Required task:
Which lines contain the word "content"? Return each of them as written.

Excerpted data:

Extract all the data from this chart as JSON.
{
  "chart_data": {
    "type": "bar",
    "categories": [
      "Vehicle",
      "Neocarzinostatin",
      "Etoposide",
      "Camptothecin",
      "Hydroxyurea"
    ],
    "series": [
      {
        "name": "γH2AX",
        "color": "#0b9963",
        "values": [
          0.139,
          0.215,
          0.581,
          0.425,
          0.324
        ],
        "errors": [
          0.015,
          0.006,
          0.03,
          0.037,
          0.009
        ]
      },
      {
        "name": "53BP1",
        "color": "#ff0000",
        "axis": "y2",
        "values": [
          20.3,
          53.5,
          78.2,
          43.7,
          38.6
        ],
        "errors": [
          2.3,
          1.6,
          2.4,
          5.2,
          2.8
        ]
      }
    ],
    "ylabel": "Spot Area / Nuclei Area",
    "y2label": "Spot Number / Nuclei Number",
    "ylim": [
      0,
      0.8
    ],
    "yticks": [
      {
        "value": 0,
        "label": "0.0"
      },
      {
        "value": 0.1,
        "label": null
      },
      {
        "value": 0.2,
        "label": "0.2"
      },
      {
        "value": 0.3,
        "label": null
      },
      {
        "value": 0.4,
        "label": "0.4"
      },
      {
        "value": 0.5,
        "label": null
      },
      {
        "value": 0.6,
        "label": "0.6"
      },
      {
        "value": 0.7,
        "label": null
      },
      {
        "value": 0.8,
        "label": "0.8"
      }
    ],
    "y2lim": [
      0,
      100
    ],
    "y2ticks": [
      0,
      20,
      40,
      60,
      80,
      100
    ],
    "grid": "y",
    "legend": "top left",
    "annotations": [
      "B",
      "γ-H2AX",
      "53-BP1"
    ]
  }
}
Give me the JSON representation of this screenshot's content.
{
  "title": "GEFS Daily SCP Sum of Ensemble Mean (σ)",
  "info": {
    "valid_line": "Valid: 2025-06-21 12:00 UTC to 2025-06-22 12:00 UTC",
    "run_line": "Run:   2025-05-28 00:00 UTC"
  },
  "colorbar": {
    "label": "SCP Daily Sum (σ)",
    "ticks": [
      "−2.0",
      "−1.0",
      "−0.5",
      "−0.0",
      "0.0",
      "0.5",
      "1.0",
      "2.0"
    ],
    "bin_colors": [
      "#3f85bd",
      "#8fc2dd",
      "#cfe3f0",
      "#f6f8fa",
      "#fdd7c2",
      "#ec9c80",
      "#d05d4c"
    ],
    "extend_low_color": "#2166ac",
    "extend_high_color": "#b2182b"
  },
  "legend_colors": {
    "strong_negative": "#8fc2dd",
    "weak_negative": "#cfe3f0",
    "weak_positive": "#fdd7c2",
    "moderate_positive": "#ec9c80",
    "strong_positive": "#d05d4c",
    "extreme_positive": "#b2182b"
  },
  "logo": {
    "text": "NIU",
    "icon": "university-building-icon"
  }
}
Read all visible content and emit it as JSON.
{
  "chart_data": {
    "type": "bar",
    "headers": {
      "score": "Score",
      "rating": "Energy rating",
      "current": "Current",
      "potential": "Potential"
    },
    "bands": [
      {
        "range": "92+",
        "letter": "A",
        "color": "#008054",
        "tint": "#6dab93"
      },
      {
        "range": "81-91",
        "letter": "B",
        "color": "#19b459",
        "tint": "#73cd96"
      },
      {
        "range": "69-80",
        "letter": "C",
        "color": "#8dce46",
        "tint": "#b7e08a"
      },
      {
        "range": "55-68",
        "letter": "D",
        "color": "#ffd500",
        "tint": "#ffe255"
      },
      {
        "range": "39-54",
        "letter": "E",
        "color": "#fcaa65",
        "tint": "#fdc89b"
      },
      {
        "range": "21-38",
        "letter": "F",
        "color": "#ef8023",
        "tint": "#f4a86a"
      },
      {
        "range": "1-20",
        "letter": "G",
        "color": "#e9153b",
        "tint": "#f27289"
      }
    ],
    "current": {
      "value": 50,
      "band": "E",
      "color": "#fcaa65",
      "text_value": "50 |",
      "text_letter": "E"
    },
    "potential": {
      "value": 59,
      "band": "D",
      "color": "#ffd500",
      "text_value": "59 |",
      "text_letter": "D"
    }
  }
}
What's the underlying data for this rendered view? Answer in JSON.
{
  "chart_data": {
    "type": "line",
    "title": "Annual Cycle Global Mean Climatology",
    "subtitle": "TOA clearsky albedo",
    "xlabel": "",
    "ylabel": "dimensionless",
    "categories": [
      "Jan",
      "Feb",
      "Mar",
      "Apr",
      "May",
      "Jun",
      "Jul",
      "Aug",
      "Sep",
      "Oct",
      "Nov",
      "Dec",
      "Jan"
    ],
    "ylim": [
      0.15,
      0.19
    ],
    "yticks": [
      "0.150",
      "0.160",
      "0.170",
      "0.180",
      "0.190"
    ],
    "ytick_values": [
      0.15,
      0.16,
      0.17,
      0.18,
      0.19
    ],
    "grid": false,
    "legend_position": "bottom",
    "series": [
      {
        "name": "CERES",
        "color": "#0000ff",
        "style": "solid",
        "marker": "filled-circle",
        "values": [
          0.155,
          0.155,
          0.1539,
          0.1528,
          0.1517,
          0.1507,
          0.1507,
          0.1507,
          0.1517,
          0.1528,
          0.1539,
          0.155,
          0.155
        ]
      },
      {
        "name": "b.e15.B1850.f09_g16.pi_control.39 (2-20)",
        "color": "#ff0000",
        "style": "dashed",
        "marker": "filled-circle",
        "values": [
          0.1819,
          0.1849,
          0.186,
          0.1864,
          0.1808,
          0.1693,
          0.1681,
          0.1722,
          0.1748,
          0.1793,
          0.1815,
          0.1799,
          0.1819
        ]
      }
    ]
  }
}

Written response:
Give me the JSON representation of this screenshot's content.
Read all visible content and emit it as JSON.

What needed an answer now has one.